Would you restate all the data that follows, word for word?

——————

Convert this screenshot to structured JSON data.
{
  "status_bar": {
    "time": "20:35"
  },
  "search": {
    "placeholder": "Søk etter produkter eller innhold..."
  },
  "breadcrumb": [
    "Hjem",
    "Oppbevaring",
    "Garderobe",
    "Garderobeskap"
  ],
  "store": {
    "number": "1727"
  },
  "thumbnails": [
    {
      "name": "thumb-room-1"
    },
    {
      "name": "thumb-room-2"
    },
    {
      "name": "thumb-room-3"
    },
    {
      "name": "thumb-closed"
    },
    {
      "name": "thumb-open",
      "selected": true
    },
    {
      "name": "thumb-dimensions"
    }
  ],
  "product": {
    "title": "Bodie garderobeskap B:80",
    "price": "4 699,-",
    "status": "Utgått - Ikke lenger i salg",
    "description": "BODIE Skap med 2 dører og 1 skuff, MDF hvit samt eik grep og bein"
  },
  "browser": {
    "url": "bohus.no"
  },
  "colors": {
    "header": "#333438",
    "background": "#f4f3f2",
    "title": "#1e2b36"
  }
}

——————

Expected answer:
Convert this screenshot to structured JSON data.
{
  "status_bar": {
    "time": "20:35"
  },
  "search": {
    "placeholder": "Søk etter produkter eller innhold..."
  },
  "breadcrumb": [
    "Hjem",
    "Oppbevaring",
    "Garderobe",
    "Garderobeskap"
  ],
  "store": {
    "number": "1727"
  },
  "thumbnails": [
    {
      "name": "thumb-room-1"
    },
    {
      "name": "thumb-room-2"
    },
    {
      "name": "thumb-room-3"
    },
    {
      "name": "thumb-closed"
    },
    {
      "name": "thumb-open",
      "selected": true
    },
    {
      "name": "thumb-dimensions"
    }
  ],
  "product": {
    "title": "Bodie garderobeskap B:80",
    "price": "4 699,-",
    "status": "Utgått - Ikke lenger i salg",
    "description": "BODIE Skap med 2 dører og 1 skuff, MDF hvit samt eik grep og bein"
  },
  "browser": {
    "url": "bohus.no"
  },
  "colors": {
    "header": "#333438",
    "background": "#f4f3f2",
    "title": "#1e2b36"
  }
}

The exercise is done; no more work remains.